Exercise: From the listing below, extract each line containing the string "обследование".

Data extracted from a collection:
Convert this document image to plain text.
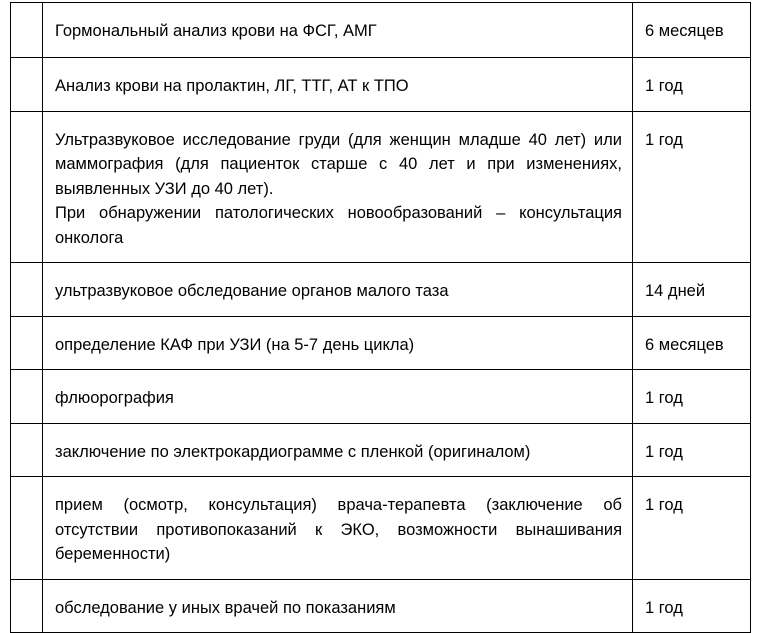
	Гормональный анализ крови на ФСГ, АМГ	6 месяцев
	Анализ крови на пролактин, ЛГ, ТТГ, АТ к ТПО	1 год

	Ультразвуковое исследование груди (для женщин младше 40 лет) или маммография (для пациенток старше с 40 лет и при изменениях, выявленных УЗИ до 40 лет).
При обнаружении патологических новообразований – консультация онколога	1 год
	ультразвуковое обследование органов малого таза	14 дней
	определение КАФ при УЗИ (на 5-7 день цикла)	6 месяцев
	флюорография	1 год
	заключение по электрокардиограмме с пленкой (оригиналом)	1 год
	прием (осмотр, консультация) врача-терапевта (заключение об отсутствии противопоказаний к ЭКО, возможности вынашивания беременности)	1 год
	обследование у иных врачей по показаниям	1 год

Solution:
	ультразвуковое обследование органов малого таза	14 дней
	обследование у иных врачей по показаниям	1 год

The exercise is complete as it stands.